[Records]
::::
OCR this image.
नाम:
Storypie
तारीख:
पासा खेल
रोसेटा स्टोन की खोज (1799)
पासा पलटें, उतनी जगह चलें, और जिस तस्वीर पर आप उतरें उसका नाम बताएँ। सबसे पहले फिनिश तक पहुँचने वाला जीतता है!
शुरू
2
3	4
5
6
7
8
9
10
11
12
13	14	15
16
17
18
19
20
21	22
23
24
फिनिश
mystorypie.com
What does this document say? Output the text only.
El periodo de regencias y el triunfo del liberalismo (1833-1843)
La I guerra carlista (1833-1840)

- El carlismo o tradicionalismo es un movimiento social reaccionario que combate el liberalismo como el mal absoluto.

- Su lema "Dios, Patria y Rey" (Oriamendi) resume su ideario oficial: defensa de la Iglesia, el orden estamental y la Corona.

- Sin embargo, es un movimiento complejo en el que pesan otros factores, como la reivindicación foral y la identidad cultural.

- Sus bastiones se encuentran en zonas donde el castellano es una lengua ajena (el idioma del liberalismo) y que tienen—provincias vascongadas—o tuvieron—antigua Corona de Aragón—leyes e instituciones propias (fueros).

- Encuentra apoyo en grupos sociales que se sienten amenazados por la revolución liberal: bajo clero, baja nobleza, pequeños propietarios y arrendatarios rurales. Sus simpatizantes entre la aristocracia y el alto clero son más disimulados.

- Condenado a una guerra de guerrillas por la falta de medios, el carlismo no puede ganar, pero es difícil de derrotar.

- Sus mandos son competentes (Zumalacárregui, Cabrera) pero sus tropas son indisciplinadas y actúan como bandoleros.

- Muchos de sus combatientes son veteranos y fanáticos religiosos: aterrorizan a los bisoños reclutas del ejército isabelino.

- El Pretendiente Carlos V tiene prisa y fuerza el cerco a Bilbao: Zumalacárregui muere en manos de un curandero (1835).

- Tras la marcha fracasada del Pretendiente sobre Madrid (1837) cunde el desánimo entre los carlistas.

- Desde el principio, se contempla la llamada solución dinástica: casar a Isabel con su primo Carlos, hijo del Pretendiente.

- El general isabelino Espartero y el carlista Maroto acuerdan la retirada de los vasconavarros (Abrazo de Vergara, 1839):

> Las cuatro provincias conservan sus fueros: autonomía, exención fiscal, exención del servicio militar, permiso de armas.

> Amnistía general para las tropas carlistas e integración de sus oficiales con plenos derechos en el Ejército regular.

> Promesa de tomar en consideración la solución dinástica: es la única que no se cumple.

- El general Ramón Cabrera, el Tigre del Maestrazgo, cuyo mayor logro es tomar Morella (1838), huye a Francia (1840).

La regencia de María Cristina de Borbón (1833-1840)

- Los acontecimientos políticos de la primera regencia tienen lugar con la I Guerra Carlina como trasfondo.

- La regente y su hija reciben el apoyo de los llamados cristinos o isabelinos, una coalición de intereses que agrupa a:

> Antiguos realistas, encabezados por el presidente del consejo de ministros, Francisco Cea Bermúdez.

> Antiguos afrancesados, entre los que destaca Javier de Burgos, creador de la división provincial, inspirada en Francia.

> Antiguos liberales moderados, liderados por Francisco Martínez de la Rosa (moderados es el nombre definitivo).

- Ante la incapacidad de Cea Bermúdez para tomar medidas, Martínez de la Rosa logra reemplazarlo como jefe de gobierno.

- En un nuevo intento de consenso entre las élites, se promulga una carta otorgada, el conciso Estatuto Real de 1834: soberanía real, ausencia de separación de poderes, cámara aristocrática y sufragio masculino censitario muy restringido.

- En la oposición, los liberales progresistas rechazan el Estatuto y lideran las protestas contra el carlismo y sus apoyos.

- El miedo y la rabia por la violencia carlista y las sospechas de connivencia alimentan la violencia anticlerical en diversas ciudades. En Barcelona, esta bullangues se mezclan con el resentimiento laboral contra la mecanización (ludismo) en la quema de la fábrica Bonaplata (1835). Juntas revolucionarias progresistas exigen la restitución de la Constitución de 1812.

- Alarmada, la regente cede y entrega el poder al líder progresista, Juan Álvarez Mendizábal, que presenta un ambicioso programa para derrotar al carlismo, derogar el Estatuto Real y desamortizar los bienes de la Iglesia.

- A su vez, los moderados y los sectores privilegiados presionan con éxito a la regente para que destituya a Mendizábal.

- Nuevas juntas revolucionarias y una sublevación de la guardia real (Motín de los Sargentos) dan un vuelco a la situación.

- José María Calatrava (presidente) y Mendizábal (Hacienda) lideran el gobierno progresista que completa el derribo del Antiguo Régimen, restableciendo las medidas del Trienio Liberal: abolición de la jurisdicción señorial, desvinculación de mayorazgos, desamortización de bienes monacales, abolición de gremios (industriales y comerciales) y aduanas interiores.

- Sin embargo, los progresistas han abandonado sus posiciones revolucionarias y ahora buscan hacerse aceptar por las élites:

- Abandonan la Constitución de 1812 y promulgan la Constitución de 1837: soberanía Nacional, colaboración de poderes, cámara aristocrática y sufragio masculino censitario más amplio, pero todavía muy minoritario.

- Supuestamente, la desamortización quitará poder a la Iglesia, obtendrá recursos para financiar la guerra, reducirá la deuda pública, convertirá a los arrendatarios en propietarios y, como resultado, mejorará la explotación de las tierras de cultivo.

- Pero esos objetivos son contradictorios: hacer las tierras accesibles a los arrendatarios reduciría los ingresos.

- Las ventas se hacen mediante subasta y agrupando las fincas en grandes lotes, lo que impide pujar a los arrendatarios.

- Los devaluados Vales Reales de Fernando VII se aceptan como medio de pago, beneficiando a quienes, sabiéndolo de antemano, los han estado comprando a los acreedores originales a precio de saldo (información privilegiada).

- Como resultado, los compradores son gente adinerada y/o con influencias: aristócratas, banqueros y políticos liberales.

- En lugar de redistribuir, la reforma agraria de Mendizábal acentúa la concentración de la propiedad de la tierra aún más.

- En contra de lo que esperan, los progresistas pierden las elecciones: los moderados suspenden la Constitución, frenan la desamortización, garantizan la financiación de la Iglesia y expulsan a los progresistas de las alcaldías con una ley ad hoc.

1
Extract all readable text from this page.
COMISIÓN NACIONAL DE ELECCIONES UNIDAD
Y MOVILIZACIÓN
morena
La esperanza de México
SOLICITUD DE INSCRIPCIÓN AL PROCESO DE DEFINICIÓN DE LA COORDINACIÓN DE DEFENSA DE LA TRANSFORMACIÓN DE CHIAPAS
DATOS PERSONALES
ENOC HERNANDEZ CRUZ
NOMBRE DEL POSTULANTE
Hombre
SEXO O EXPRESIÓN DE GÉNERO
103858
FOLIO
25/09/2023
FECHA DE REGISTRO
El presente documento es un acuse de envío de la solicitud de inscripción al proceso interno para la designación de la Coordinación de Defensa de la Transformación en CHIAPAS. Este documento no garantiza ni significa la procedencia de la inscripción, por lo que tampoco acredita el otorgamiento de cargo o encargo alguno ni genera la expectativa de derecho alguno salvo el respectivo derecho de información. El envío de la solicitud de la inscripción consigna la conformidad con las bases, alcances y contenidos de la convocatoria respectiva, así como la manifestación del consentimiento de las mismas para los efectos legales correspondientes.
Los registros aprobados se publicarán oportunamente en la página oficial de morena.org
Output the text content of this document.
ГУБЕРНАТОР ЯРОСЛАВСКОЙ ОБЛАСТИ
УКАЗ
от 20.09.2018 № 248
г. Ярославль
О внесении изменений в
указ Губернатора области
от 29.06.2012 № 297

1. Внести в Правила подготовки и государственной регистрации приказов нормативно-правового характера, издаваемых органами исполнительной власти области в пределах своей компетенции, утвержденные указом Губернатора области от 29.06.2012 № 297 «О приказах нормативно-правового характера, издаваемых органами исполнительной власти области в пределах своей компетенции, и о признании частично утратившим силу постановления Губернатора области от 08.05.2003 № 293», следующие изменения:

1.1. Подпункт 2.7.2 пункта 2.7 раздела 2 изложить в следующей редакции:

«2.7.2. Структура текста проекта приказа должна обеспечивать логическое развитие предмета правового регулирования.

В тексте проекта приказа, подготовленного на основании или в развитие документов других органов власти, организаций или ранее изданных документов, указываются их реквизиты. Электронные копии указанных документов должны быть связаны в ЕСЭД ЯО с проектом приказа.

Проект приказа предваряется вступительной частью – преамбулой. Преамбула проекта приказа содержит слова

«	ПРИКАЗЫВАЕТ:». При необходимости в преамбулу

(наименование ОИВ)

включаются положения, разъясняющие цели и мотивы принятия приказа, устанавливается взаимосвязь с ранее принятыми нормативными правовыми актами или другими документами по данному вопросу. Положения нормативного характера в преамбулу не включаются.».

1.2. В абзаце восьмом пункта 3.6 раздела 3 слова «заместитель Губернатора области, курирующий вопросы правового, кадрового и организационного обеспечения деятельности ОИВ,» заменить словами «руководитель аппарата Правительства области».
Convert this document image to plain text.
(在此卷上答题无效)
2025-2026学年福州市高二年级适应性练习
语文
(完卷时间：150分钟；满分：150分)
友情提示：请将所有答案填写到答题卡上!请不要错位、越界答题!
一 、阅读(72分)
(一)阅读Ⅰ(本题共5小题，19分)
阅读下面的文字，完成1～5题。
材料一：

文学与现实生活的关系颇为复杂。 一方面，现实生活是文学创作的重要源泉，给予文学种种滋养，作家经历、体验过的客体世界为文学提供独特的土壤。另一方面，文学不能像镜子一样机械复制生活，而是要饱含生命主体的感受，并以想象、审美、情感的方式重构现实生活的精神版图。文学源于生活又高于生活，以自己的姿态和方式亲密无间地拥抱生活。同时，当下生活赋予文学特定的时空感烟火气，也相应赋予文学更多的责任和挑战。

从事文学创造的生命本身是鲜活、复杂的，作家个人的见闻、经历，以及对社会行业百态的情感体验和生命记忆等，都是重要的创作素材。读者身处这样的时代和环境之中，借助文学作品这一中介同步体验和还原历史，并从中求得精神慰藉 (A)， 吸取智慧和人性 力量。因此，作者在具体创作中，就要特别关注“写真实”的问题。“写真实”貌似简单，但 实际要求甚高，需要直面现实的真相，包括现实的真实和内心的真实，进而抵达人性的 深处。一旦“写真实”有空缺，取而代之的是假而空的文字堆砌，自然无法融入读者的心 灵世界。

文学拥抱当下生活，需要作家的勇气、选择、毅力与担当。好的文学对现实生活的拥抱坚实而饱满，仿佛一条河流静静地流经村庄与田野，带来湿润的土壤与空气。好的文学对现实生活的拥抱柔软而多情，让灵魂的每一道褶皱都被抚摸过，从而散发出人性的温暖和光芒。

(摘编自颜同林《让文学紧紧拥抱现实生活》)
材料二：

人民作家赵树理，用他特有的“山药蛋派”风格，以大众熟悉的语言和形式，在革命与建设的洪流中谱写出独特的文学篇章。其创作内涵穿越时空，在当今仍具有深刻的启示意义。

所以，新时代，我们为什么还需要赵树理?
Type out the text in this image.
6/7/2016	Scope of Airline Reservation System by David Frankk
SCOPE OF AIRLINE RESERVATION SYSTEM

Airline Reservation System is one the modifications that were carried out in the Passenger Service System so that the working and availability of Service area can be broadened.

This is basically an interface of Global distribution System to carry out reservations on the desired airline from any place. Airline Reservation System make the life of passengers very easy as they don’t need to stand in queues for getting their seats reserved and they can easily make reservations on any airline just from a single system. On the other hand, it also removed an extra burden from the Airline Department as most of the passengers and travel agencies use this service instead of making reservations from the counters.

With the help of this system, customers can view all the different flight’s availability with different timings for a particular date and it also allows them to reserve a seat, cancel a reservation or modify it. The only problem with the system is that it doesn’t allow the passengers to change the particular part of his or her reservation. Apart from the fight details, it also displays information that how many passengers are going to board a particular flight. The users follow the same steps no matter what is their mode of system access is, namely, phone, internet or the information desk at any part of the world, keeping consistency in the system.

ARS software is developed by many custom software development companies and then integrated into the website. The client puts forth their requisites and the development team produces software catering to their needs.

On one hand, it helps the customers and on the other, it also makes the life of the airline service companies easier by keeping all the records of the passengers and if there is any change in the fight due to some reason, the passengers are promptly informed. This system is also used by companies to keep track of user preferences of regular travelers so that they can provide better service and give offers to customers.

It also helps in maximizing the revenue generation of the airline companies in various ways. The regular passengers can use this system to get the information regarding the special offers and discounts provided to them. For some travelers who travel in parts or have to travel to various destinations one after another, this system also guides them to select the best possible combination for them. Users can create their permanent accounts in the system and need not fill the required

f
::::
INSTRUCTIONS FOR THE TASK: Find each line in the records holding the string "tropas" and show it.

RESULT FOR THIS EXERCISE:
- Sus mandos son competentes (Zumalacárregui, Cabrera) pero sus tropas son indisciplinadas y actúan como bandoleros.
> Amnistía general para las tropas carlistas e integración de sus oficiales con plenos derechos en el Ejército regular.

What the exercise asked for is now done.